## EXTRACTED MATERIAL
>> start

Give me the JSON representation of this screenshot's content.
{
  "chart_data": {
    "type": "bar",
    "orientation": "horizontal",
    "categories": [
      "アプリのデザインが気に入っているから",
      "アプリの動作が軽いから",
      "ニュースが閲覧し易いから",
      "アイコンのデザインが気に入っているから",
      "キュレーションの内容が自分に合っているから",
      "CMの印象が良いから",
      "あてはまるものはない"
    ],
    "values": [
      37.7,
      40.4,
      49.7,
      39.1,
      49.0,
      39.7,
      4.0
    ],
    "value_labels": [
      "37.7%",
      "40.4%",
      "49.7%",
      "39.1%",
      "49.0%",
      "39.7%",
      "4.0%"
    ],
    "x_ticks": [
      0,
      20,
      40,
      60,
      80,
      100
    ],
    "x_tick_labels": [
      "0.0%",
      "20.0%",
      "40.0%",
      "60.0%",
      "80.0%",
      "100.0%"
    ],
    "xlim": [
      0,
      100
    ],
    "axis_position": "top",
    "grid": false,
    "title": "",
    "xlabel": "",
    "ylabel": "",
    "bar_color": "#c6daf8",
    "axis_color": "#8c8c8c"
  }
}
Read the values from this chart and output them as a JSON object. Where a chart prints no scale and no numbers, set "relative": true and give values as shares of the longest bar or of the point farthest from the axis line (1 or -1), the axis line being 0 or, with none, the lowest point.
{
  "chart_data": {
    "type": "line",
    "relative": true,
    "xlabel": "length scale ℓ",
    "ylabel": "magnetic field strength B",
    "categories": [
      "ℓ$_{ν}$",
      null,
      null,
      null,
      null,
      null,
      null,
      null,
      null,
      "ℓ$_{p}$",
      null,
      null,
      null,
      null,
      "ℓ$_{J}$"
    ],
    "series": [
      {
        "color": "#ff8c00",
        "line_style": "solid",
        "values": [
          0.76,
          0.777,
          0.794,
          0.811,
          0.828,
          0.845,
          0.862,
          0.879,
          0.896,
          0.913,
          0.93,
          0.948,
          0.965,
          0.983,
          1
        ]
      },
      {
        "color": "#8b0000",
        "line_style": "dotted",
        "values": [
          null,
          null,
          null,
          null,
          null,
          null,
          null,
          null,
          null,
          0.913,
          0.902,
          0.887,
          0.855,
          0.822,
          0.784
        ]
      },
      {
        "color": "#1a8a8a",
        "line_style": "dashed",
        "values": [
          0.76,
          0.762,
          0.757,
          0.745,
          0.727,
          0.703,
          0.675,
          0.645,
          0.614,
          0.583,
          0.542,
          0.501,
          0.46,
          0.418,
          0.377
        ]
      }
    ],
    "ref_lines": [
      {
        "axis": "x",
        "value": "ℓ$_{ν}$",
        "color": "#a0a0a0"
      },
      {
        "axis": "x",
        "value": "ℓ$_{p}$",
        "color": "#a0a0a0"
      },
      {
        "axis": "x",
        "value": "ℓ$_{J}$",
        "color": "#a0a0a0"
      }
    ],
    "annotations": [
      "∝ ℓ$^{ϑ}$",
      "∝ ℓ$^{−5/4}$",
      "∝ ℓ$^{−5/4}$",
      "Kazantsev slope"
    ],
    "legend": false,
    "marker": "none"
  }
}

>> end

## WHAT IS BEING ASKED
Transcribe all the entries, keeping each one exactly as it is.

## OUTPUT
Give me the JSON representation of this screenshot's content.
{
  "chart_data": {
    "type": "bar",
    "orientation": "horizontal",
    "categories": [
      "アプリのデザインが気に入っているから",
      "アプリの動作が軽いから",
      "ニュースが閲覧し易いから",
      "アイコンのデザインが気に入っているから",
      "キュレーションの内容が自分に合っているから",
      "CMの印象が良いから",
      "あてはまるものはない"
    ],
    "values": [
      37.7,
      40.4,
      49.7,
      39.1,
      49.0,
      39.7,
      4.0
    ],
    "value_labels": [
      "37.7%",
      "40.4%",
      "49.7%",
      "39.1%",
      "49.0%",
      "39.7%",
      "4.0%"
    ],
    "x_ticks": [
      0,
      20,
      40,
      60,
      80,
      100
    ],
    "x_tick_labels": [
      "0.0%",
      "20.0%",
      "40.0%",
      "60.0%",
      "80.0%",
      "100.0%"
    ],
    "xlim": [
      0,
      100
    ],
    "axis_position": "top",
    "grid": false,
    "title": "",
    "xlabel": "",
    "ylabel": "",
    "bar_color": "#c6daf8",
    "axis_color": "#8c8c8c"
  }
}
Read the values from this chart and output them as a JSON object. Where a chart prints no scale and no numbers, set "relative": true and give values as shares of the longest bar or of the point farthest from the axis line (1 or -1), the axis line being 0 or, with none, the lowest point.
{
  "chart_data": {
    "type": "line",
    "relative": true,
    "xlabel": "length scale ℓ",
    "ylabel": "magnetic field strength B",
    "categories": [
      "ℓ$_{ν}$",
      null,
      null,
      null,
      null,
      null,
      null,
      null,
      null,
      "ℓ$_{p}$",
      null,
      null,
      null,
      null,
      "ℓ$_{J}$"
    ],
    "series": [
      {
        "color": "#ff8c00",
        "line_style": "solid",
        "values": [
          0.76,
          0.777,
          0.794,
          0.811,
          0.828,
          0.845,
          0.862,
          0.879,
          0.896,
          0.913,
          0.93,
          0.948,
          0.965,
          0.983,
          1
        ]
      },
      {
        "color": "#8b0000",
        "line_style": "dotted",
        "values": [
          null,
          null,
          null,
          null,
          null,
          null,
          null,
          null,
          null,
          0.913,
          0.902,
          0.887,
          0.855,
          0.822,
          0.784
        ]
      },
      {
        "color": "#1a8a8a",
        "line_style": "dashed",
        "values": [
          0.76,
          0.762,
          0.757,
          0.745,
          0.727,
          0.703,
          0.675,
          0.645,
          0.614,
          0.583,
          0.542,
          0.501,
          0.46,
          0.418,
          0.377
        ]
      }
    ],
    "ref_lines": [
      {
        "axis": "x",
        "value": "ℓ$_{ν}$",
        "color": "#a0a0a0"
      },
      {
        "axis": "x",
        "value": "ℓ$_{p}$",
        "color": "#a0a0a0"
      },
      {
        "axis": "x",
        "value": "ℓ$_{J}$",
        "color": "#a0a0a0"
      }
    ],
    "annotations": [
      "∝ ℓ$^{ϑ}$",
      "∝ ℓ$^{−5/4}$",
      "∝ ℓ$^{−5/4}$",
      "Kazantsev slope"
    ],
    "legend": false,
    "marker": "none"
  }
}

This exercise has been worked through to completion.